**TASK BRIEF:** Write out the listing below in full and exactly, leaving out every picture.

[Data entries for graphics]
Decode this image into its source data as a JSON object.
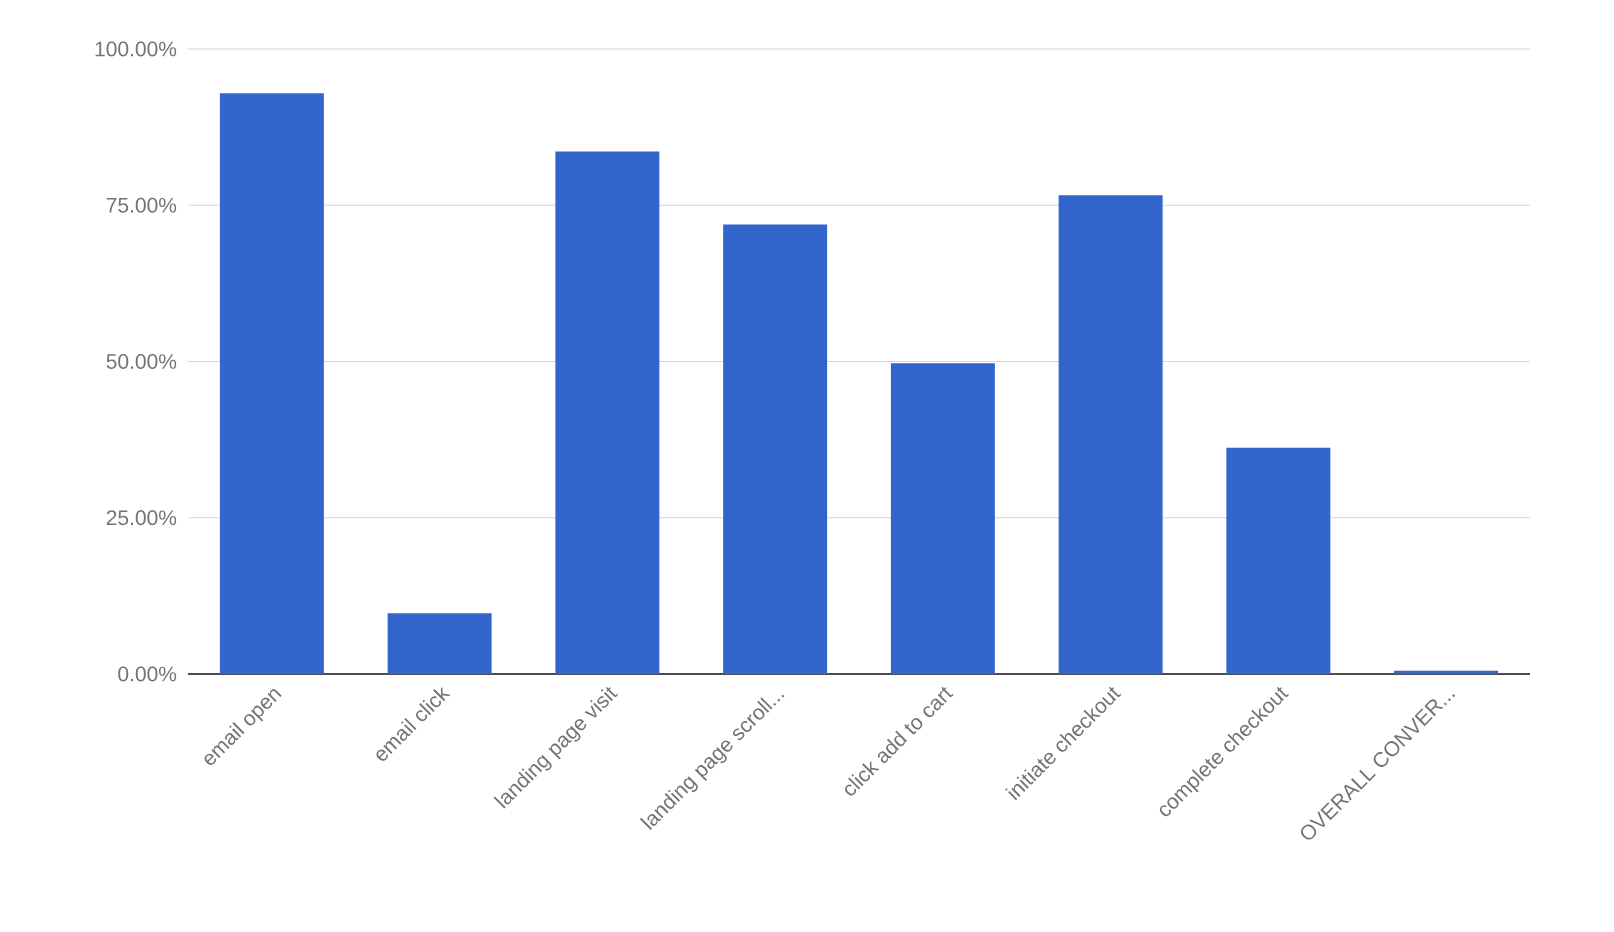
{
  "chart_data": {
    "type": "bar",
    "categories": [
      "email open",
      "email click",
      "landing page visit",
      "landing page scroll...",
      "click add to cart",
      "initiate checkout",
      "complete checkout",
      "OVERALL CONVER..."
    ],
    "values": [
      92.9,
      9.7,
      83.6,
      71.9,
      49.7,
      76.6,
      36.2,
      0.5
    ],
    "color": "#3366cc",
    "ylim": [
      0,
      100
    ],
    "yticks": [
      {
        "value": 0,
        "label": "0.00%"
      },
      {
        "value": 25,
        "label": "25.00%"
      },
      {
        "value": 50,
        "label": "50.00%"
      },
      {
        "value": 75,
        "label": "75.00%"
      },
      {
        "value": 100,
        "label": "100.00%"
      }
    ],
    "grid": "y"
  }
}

**FULL OUTPUT:**
Decode this image into its source data as a JSON object.
{
  "chart_data": {
    "type": "bar",
    "categories": [
      "email open",
      "email click",
      "landing page visit",
      "landing page scroll...",
      "click add to cart",
      "initiate checkout",
      "complete checkout",
      "OVERALL CONVER..."
    ],
    "values": [
      92.9,
      9.7,
      83.6,
      71.9,
      49.7,
      76.6,
      36.2,
      0.5
    ],
    "color": "#3366cc",
    "ylim": [
      0,
      100
    ],
    "yticks": [
      {
        "value": 0,
        "label": "0.00%"
      },
      {
        "value": 25,
        "label": "25.00%"
      },
      {
        "value": 50,
        "label": "50.00%"
      },
      {
        "value": 75,
        "label": "75.00%"
      },
      {
        "value": 100,
        "label": "100.00%"
      }
    ],
    "grid": "y"
  }
}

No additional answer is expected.